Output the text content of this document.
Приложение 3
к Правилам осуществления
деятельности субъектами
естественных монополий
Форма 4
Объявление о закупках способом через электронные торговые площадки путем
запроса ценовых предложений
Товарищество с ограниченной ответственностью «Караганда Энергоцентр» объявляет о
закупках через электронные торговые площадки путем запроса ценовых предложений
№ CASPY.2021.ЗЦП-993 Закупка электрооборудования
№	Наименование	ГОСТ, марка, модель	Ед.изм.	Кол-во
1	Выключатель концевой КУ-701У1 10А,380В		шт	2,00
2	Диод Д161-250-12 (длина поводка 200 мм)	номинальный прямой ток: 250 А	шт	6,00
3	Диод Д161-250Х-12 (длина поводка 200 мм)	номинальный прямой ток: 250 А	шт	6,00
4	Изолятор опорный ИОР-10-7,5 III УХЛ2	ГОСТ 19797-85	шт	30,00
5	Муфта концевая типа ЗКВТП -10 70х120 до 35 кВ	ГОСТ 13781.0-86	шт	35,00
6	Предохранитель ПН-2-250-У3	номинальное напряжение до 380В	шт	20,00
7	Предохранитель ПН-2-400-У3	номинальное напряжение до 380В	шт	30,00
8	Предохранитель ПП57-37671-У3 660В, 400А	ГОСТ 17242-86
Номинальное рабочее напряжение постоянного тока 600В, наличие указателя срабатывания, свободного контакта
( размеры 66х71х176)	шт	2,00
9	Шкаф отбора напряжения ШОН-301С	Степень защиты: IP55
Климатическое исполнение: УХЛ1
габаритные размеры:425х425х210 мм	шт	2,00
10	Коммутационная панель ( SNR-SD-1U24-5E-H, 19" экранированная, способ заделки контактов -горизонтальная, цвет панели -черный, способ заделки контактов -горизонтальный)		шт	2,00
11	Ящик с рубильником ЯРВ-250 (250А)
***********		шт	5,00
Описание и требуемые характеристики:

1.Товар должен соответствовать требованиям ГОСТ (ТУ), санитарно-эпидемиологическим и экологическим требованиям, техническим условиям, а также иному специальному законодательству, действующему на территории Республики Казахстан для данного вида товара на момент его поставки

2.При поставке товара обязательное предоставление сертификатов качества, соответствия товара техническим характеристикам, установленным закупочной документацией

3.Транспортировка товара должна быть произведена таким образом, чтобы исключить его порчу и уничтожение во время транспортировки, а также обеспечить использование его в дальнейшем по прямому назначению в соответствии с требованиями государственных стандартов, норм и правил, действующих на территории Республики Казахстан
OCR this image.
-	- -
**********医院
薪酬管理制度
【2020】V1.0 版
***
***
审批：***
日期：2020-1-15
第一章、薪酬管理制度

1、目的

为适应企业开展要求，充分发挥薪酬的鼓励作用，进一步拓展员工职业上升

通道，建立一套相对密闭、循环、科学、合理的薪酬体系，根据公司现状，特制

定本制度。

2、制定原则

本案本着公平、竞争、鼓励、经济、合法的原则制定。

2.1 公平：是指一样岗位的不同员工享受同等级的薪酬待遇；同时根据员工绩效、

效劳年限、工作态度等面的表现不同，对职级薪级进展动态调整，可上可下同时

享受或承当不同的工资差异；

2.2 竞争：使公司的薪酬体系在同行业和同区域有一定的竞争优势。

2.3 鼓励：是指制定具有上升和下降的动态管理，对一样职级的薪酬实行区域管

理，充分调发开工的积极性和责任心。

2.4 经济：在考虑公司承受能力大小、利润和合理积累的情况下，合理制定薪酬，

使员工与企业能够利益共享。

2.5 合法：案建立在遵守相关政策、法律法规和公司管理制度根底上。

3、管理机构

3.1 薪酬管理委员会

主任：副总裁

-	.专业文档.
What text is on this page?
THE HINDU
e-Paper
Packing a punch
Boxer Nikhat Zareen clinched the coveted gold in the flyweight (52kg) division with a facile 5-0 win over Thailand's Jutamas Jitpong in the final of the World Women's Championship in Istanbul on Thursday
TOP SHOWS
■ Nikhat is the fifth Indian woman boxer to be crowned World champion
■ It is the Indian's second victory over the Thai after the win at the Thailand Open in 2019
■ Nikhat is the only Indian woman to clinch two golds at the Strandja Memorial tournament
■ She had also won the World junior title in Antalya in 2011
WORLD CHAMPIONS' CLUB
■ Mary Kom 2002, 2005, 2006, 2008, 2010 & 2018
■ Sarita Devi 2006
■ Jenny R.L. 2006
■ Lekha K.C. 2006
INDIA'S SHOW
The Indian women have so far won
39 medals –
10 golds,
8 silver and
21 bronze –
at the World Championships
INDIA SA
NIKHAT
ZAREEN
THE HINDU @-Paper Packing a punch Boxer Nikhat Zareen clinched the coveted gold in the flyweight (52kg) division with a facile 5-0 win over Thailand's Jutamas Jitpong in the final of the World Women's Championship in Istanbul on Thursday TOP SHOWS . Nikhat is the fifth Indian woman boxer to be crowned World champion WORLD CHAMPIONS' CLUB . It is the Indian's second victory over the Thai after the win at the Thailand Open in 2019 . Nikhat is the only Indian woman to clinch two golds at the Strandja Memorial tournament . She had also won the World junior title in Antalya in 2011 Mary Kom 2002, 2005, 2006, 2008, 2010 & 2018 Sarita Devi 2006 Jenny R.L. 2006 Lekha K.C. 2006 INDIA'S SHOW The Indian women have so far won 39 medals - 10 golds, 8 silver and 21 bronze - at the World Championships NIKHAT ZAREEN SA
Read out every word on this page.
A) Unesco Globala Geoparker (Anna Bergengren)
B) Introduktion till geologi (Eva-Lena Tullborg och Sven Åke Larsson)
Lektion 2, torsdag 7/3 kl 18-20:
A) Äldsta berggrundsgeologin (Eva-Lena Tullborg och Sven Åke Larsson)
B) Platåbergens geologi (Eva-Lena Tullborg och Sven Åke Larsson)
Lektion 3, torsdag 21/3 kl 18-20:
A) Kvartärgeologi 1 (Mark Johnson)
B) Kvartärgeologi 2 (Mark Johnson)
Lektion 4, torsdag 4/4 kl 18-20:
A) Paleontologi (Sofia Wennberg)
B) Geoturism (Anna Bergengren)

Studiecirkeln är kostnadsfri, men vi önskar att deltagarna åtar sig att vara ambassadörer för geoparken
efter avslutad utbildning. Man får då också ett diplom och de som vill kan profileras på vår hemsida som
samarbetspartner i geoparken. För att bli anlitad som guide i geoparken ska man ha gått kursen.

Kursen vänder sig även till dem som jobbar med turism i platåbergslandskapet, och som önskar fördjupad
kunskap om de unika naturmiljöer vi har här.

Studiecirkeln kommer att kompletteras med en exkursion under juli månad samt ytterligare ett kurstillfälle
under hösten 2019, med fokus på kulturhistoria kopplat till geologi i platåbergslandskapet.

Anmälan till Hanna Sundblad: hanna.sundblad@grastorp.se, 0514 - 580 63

--------------------------------------------------

- EXERCISE GOAL
Transcribe the data above in full, exactly.

- WRITTEN SOLUTION
Output the text content of this document.
Приложение 3
к Правилам осуществления
деятельности субъектами
естественных монополий
Форма 4
Объявление о закупках способом через электронные торговые площадки путем
запроса ценовых предложений
Товарищество с ограниченной ответственностью «Караганда Энергоцентр» объявляет о
закупках через электронные торговые площадки путем запроса ценовых предложений
№ CASPY.2021.ЗЦП-993 Закупка электрооборудования
№	Наименование	ГОСТ, марка, модель	Ед.изм.	Кол-во
1	Выключатель концевой КУ-701У1 10А,380В		шт	2,00
2	Диод Д161-250-12 (длина поводка 200 мм)	номинальный прямой ток: 250 А	шт	6,00
3	Диод Д161-250Х-12 (длина поводка 200 мм)	номинальный прямой ток: 250 А	шт	6,00
4	Изолятор опорный ИОР-10-7,5 III УХЛ2	ГОСТ 19797-85	шт	30,00
5	Муфта концевая типа ЗКВТП -10 70х120 до 35 кВ	ГОСТ 13781.0-86	шт	35,00
6	Предохранитель ПН-2-250-У3	номинальное напряжение до 380В	шт	20,00
7	Предохранитель ПН-2-400-У3	номинальное напряжение до 380В	шт	30,00
8	Предохранитель ПП57-37671-У3 660В, 400А	ГОСТ 17242-86
Номинальное рабочее напряжение постоянного тока 600В, наличие указателя срабатывания, свободного контакта
( размеры 66х71х176)	шт	2,00
9	Шкаф отбора напряжения ШОН-301С	Степень защиты: IP55
Климатическое исполнение: УХЛ1
габаритные размеры:425х425х210 мм	шт	2,00
10	Коммутационная панель ( SNR-SD-1U24-5E-H, 19" экранированная, способ заделки контактов -горизонтальная, цвет панели -черный, способ заделки контактов -горизонтальный)		шт	2,00
11	Ящик с рубильником ЯРВ-250 (250А)
***********		шт	5,00
Описание и требуемые характеристики:

1.Товар должен соответствовать требованиям ГОСТ (ТУ), санитарно-эпидемиологическим и экологическим требованиям, техническим условиям, а также иному специальному законодательству, действующему на территории Республики Казахстан для данного вида товара на момент его поставки

2.При поставке товара обязательное предоставление сертификатов качества, соответствия товара техническим характеристикам, установленным закупочной документацией

3.Транспортировка товара должна быть произведена таким образом, чтобы исключить его порчу и уничтожение во время транспортировки, а также обеспечить использование его в дальнейшем по прямому назначению в соответствии с требованиями государственных стандартов, норм и правил, действующих на территории Республики Казахстан
OCR this image.
-	- -
**********医院
薪酬管理制度
【2020】V1.0 版
***
***
审批：***
日期：2020-1-15
第一章、薪酬管理制度

1、目的

为适应企业开展要求，充分发挥薪酬的鼓励作用，进一步拓展员工职业上升

通道，建立一套相对密闭、循环、科学、合理的薪酬体系，根据公司现状，特制

定本制度。

2、制定原则

本案本着公平、竞争、鼓励、经济、合法的原则制定。

2.1 公平：是指一样岗位的不同员工享受同等级的薪酬待遇；同时根据员工绩效、

效劳年限、工作态度等面的表现不同，对职级薪级进展动态调整，可上可下同时

享受或承当不同的工资差异；

2.2 竞争：使公司的薪酬体系在同行业和同区域有一定的竞争优势。

2.3 鼓励：是指制定具有上升和下降的动态管理，对一样职级的薪酬实行区域管

理，充分调发开工的积极性和责任心。

2.4 经济：在考虑公司承受能力大小、利润和合理积累的情况下，合理制定薪酬，

使员工与企业能够利益共享。

2.5 合法：案建立在遵守相关政策、法律法规和公司管理制度根底上。

3、管理机构

3.1 薪酬管理委员会

主任：副总裁

-	.专业文档.
What text is on this page?
THE HINDU
e-Paper
Packing a punch
Boxer Nikhat Zareen clinched the coveted gold in the flyweight (52kg) division with a facile 5-0 win over Thailand's Jutamas Jitpong in the final of the World Women's Championship in Istanbul on Thursday
TOP SHOWS
■ Nikhat is the fifth Indian woman boxer to be crowned World champion
■ It is the Indian's second victory over the Thai after the win at the Thailand Open in 2019
■ Nikhat is the only Indian woman to clinch two golds at the Strandja Memorial tournament
■ She had also won the World junior title in Antalya in 2011
WORLD CHAMPIONS' CLUB
■ Mary Kom 2002, 2005, 2006, 2008, 2010 & 2018
■ Sarita Devi 2006
■ Jenny R.L. 2006
■ Lekha K.C. 2006
INDIA'S SHOW
The Indian women have so far won
39 medals –
10 golds,
8 silver and
21 bronze –
at the World Championships
INDIA SA
NIKHAT
ZAREEN
THE HINDU @-Paper Packing a punch Boxer Nikhat Zareen clinched the coveted gold in the flyweight (52kg) division with a facile 5-0 win over Thailand's Jutamas Jitpong in the final of the World Women's Championship in Istanbul on Thursday TOP SHOWS . Nikhat is the fifth Indian woman boxer to be crowned World champion WORLD CHAMPIONS' CLUB . It is the Indian's second victory over the Thai after the win at the Thailand Open in 2019 . Nikhat is the only Indian woman to clinch two golds at the Strandja Memorial tournament . She had also won the World junior title in Antalya in 2011 Mary Kom 2002, 2005, 2006, 2008, 2010 & 2018 Sarita Devi 2006 Jenny R.L. 2006 Lekha K.C. 2006 INDIA'S SHOW The Indian women have so far won 39 medals - 10 golds, 8 silver and 21 bronze - at the World Championships NIKHAT ZAREEN SA
Read out every word on this page.
A) Unesco Globala Geoparker (Anna Bergengren)
B) Introduktion till geologi (Eva-Lena Tullborg och Sven Åke Larsson)
Lektion 2, torsdag 7/3 kl 18-20:
A) Äldsta berggrundsgeologin (Eva-Lena Tullborg och Sven Åke Larsson)
B) Platåbergens geologi (Eva-Lena Tullborg och Sven Åke Larsson)
Lektion 3, torsdag 21/3 kl 18-20:
A) Kvartärgeologi 1 (Mark Johnson)
B) Kvartärgeologi 2 (Mark Johnson)
Lektion 4, torsdag 4/4 kl 18-20:
A) Paleontologi (Sofia Wennberg)
B) Geoturism (Anna Bergengren)

Studiecirkeln är kostnadsfri, men vi önskar att deltagarna åtar sig att vara ambassadörer för geoparken
efter avslutad utbildning. Man får då också ett diplom och de som vill kan profileras på vår hemsida som
samarbetspartner i geoparken. För att bli anlitad som guide i geoparken ska man ha gått kursen.

Kursen vänder sig även till dem som jobbar med turism i platåbergslandskapet, och som önskar fördjupad
kunskap om de unika naturmiljöer vi har här.

Studiecirkeln kommer att kompletteras med en exkursion under juli månad samt ytterligare ett kurstillfälle
under hösten 2019, med fokus på kulturhistoria kopplat till geologi i platåbergslandskapet.

Anmälan till Hanna Sundblad: hanna.sundblad@grastorp.se, 0514 - 580 63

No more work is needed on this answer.